> **TASK OBJECTIVE**
Find the string "year" in the entries and copy each line that has it.
-------- EXTRACTED DATA
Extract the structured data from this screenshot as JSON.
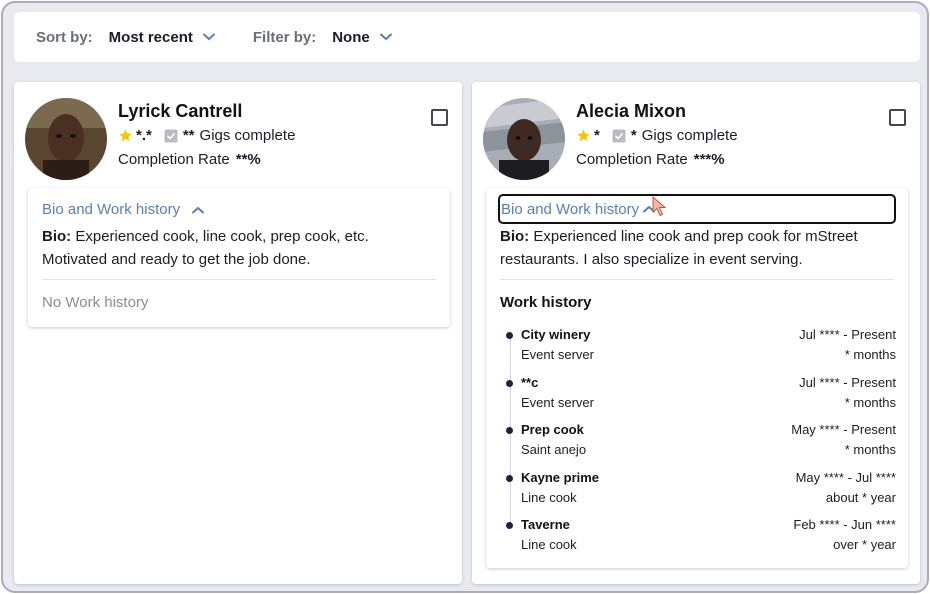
{
  "filters": {
    "sort_label": "Sort by:",
    "sort_value": "Most recent",
    "filter_label": "Filter by:",
    "filter_value": "None"
  },
  "workers": [
    {
      "name": "Lyrick Cantrell",
      "rating": "*.*",
      "gigs_count": "**",
      "gigs_label": "Gigs complete",
      "completion_label": "Completion Rate",
      "completion_value": "**%",
      "accordion_label": "Bio and Work history",
      "bio_label": "Bio:",
      "bio_text": "Experienced cook, line cook, prep cook, etc. Motivated and ready to get the job done.",
      "no_work_history": "No Work history"
    },
    {
      "name": "Alecia Mixon",
      "rating": "*",
      "gigs_count": "*",
      "gigs_label": "Gigs complete",
      "completion_label": "Completion Rate",
      "completion_value": "***%",
      "accordion_label": "Bio and Work history",
      "bio_label": "Bio:",
      "bio_text": "Experienced line cook and prep cook for mStreet restaurants. I also specialize in event serving.",
      "work_history_title": "Work history",
      "jobs": [
        {
          "title": "City winery",
          "role": "Event server",
          "dates": "Jul **** - Present",
          "duration": "* months"
        },
        {
          "title": "**c",
          "role": "Event server",
          "dates": "Jul **** - Present",
          "duration": "* months"
        },
        {
          "title": "Prep cook",
          "role": "Saint anejo",
          "dates": "May **** - Present",
          "duration": "* months"
        },
        {
          "title": "Kayne prime",
          "role": "Line cook",
          "dates": "May **** - Jul ****",
          "duration": "about * year"
        },
        {
          "title": "Taverne",
          "role": "Line cook",
          "dates": "Feb **** - Jun ****",
          "duration": "over * year"
        }
      ]
    }
  ],
  "icons": {
    "star": "star-icon",
    "gigs": "check-badge-icon",
    "chevron": "chevron-down-icon",
    "collapse": "chevron-up-icon"
  },
  "colors": {
    "accent": "#5b7fb0",
    "star": "#f2c511",
    "background": "#e9eaf0"
  }
}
----------------
> **REPLY**
          "duration": "about * year"
          "duration": "over * year"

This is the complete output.